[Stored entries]
┄┄┄┄┄┄
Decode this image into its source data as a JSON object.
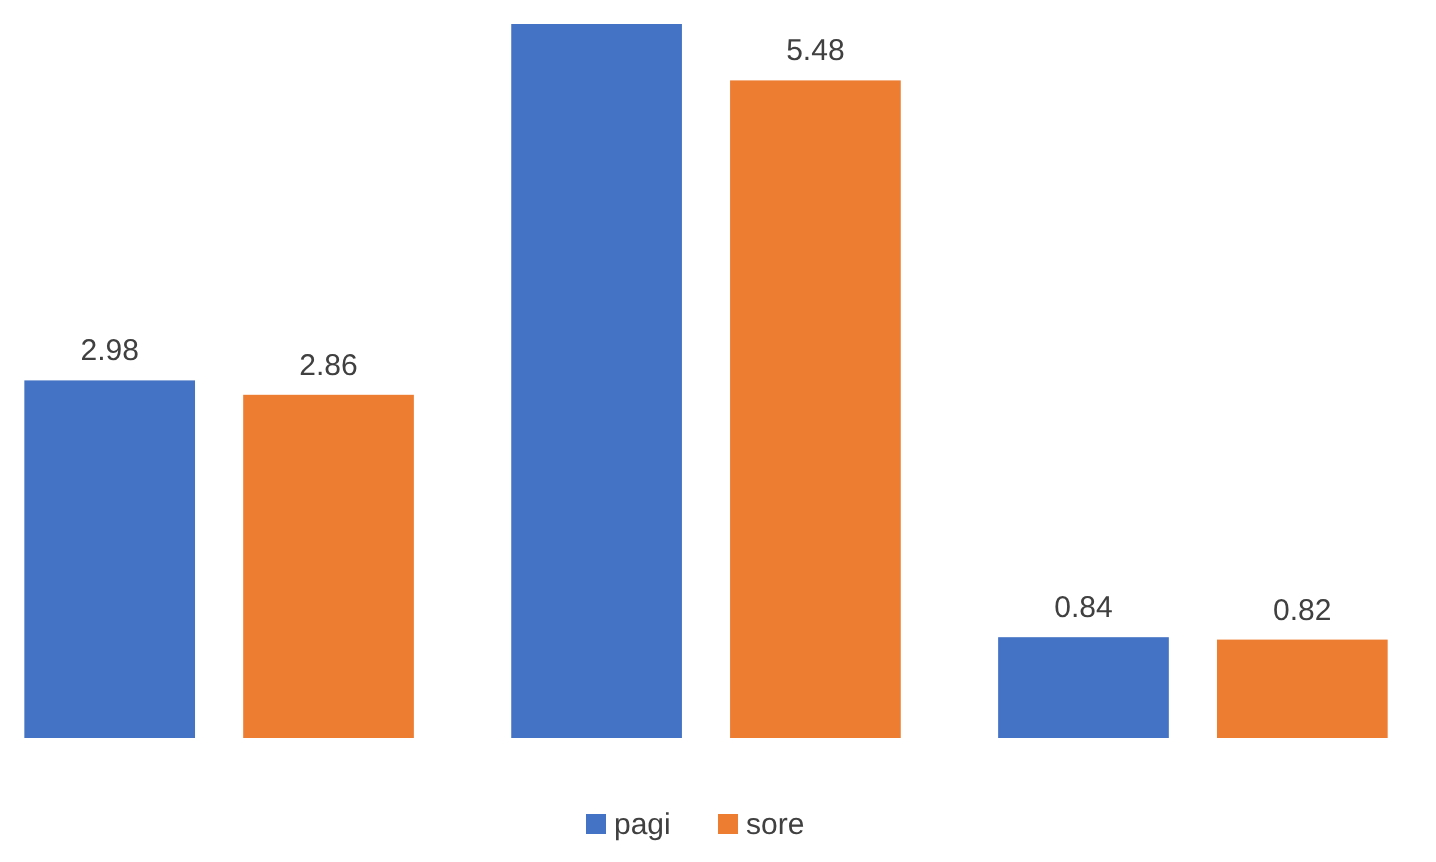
{
  "chart_data": {
    "type": "bar",
    "categories": [
      null,
      null,
      null
    ],
    "series": [
      {
        "name": "pagi",
        "color": "#4472c4",
        "values": [
          2.98,
          5.95,
          0.84
        ],
        "value_labels": [
          "2.98",
          null,
          "0.84"
        ]
      },
      {
        "name": "sore",
        "color": "#ed7d31",
        "values": [
          2.86,
          5.48,
          0.82
        ],
        "value_labels": [
          "2.86",
          "5.48",
          "0.82"
        ]
      }
    ],
    "legend": "bottom",
    "grid": false
  }
}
┄┄┄┄┄┄
§ INSTRUCTIONS FOR THE TASK
Copy out every line of the material above exactly, skipping the pictures.

§ ANSWER TO THIS EXERCISE
Decode this image into its source data as a JSON object.
{
  "chart_data": {
    "type": "bar",
    "categories": [
      null,
      null,
      null
    ],
    "series": [
      {
        "name": "pagi",
        "color": "#4472c4",
        "values": [
          2.98,
          5.95,
          0.84
        ],
        "value_labels": [
          "2.98",
          null,
          "0.84"
        ]
      },
      {
        "name": "sore",
        "color": "#ed7d31",
        "values": [
          2.86,
          5.48,
          0.82
        ],
        "value_labels": [
          "2.86",
          "5.48",
          "0.82"
        ]
      }
    ],
    "legend": "bottom",
    "grid": false
  }
}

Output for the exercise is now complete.